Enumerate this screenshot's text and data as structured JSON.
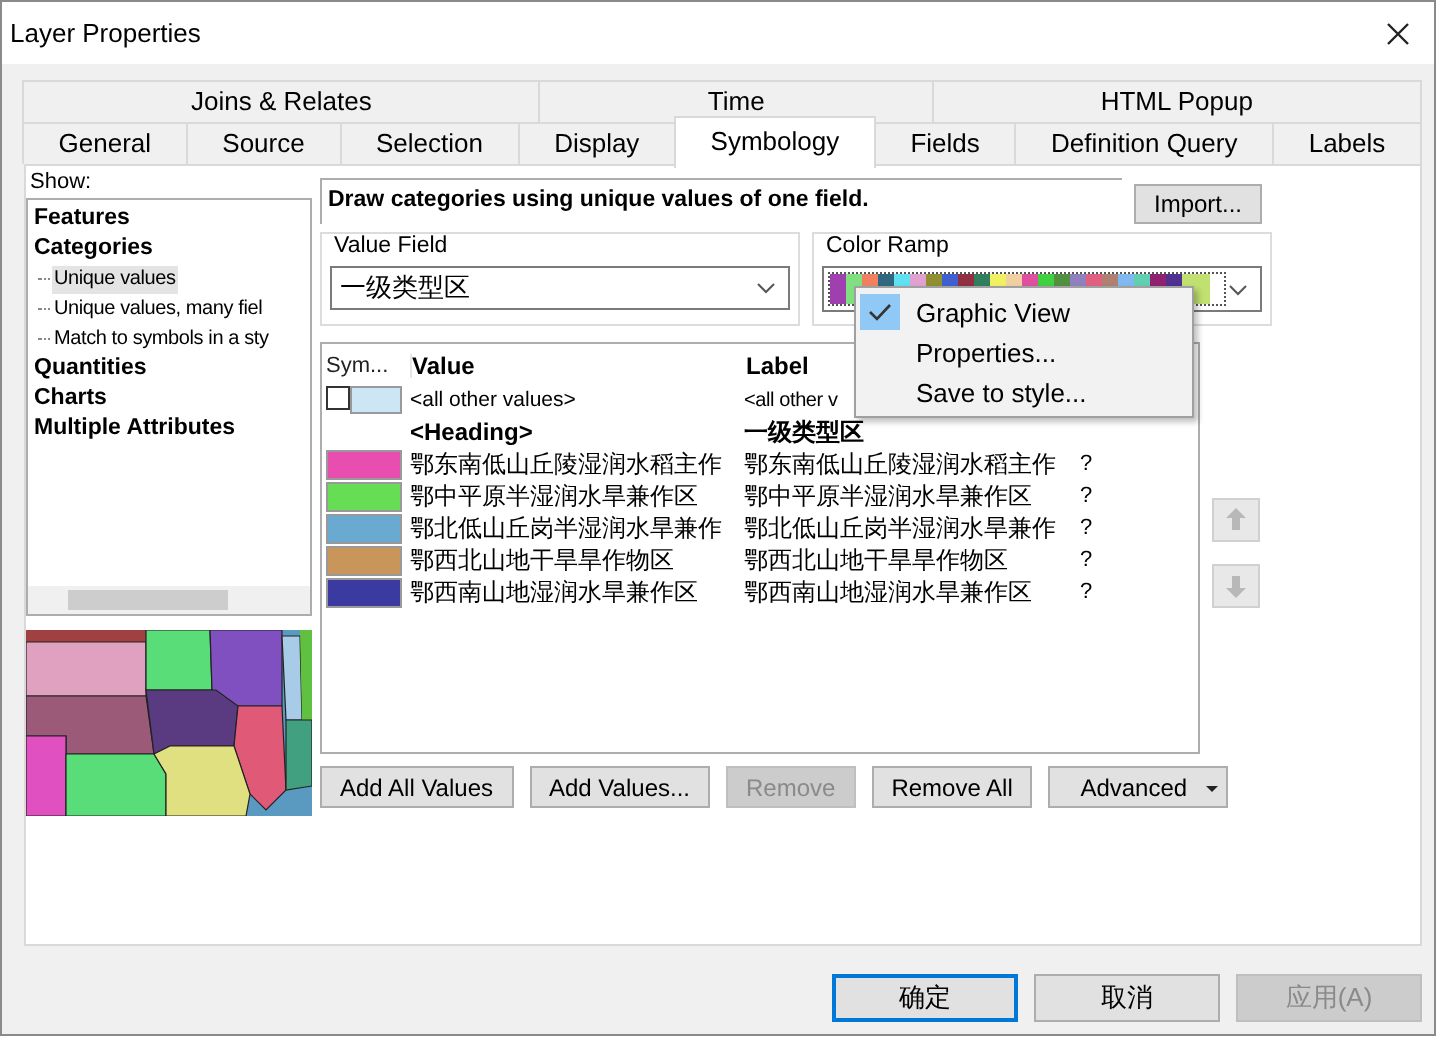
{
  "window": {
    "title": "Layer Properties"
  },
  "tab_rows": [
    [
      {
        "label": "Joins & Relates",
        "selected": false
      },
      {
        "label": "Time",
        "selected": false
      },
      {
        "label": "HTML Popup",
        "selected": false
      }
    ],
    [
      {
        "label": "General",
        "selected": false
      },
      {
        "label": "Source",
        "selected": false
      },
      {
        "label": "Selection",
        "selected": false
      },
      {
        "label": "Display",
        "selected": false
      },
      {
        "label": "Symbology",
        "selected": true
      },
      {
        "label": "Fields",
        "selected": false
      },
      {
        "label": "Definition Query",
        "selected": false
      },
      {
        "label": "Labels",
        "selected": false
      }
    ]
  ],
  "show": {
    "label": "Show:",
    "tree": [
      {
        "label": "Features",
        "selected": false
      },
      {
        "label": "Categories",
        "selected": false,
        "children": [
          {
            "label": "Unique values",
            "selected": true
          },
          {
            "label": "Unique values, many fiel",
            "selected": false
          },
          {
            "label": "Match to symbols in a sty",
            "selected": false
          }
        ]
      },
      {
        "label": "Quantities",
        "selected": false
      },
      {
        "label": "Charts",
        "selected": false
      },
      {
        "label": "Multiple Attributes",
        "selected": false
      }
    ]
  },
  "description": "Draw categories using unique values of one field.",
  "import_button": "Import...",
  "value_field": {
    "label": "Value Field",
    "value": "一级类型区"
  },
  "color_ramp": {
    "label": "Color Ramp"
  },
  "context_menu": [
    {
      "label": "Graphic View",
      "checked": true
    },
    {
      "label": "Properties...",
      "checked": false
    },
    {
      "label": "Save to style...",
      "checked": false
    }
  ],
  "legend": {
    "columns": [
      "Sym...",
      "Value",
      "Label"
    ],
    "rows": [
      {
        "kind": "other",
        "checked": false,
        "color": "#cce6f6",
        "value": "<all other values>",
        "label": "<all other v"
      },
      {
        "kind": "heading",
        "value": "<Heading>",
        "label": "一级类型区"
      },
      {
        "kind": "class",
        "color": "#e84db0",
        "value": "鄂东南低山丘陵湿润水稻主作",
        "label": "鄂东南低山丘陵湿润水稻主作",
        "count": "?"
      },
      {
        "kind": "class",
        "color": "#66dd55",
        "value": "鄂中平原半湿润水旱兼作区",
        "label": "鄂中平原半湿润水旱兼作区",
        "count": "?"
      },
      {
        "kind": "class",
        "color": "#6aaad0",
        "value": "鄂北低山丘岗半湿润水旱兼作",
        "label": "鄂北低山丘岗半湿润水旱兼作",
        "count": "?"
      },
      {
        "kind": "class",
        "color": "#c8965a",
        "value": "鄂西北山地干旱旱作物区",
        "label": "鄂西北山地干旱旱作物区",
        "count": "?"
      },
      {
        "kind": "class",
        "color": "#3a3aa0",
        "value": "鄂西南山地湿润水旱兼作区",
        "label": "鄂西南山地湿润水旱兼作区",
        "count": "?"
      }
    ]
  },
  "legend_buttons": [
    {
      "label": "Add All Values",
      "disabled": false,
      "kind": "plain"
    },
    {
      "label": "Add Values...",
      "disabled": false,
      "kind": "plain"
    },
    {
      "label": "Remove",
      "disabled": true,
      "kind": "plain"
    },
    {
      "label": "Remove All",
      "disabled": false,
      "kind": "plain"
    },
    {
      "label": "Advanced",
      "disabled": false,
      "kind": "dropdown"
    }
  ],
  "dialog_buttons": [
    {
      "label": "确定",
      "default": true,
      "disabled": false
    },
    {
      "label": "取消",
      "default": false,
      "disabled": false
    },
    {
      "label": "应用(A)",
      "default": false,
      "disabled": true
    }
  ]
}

════

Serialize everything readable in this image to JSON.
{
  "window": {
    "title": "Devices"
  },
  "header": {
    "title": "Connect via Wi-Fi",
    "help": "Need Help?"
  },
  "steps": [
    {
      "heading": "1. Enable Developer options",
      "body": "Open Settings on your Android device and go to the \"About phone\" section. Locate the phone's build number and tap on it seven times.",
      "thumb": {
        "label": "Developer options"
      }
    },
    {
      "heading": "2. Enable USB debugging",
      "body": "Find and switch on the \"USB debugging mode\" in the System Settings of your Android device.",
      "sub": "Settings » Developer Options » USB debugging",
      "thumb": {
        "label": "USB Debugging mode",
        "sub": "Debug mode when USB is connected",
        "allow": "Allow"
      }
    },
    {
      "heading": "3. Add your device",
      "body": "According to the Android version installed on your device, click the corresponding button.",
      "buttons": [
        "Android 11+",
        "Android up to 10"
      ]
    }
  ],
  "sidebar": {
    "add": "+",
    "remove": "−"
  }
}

════

### WORK REQUIRED
Lines that include the word "Android" — how many are there in the data? Answer with the number alone.

### SOLUTION FOR THIS EXERCISE
5